* Aim: Write out each line word for word. Drop pictures.

* Material provided:
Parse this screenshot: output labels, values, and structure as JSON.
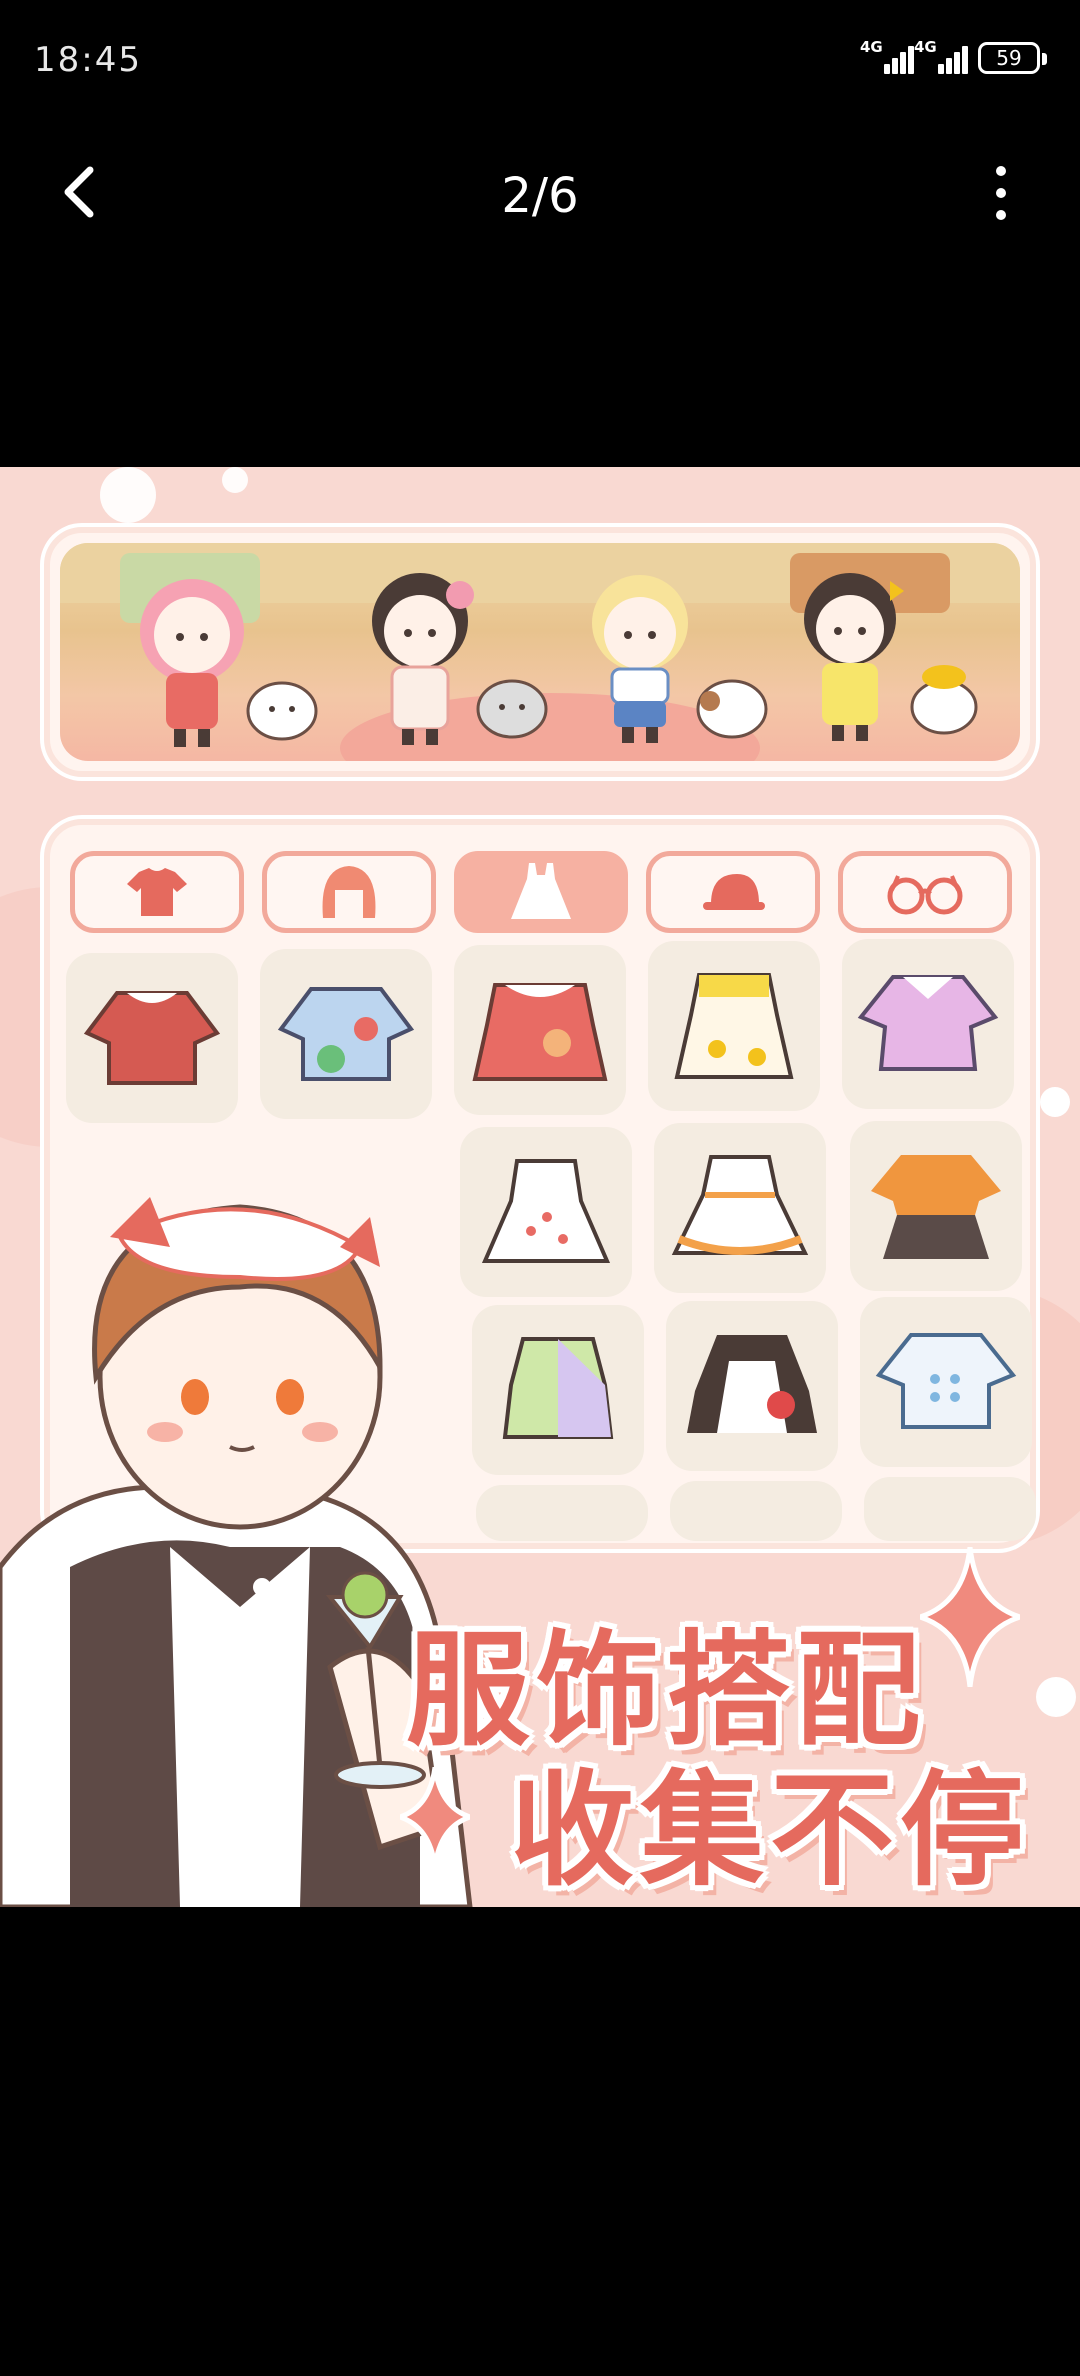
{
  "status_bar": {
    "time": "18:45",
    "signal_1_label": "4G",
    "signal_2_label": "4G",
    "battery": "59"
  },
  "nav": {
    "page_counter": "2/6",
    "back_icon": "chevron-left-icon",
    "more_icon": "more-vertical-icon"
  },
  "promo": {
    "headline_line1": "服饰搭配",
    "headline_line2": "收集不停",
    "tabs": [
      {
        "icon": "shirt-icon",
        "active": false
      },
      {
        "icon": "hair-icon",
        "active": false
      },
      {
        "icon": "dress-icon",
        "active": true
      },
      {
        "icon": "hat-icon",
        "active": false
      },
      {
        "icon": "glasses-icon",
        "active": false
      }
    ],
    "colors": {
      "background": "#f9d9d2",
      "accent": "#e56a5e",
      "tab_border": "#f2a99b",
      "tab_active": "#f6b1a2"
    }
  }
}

* Task answer:
Parse this screenshot: output labels, values, and structure as JSON.
{
  "status_bar": {
    "time": "18:45",
    "signal_1_label": "4G",
    "signal_2_label": "4G",
    "battery": "59"
  },
  "nav": {
    "page_counter": "2/6",
    "back_icon": "chevron-left-icon",
    "more_icon": "more-vertical-icon"
  },
  "promo": {
    "headline_line1": "服饰搭配",
    "headline_line2": "收集不停",
    "tabs": [
      {
        "icon": "shirt-icon",
        "active": false
      },
      {
        "icon": "hair-icon",
        "active": false
      },
      {
        "icon": "dress-icon",
        "active": true
      },
      {
        "icon": "hat-icon",
        "active": false
      },
      {
        "icon": "glasses-icon",
        "active": false
      }
    ],
    "colors": {
      "background": "#f9d9d2",
      "accent": "#e56a5e",
      "tab_border": "#f2a99b",
      "tab_active": "#f6b1a2"
    }
  }
}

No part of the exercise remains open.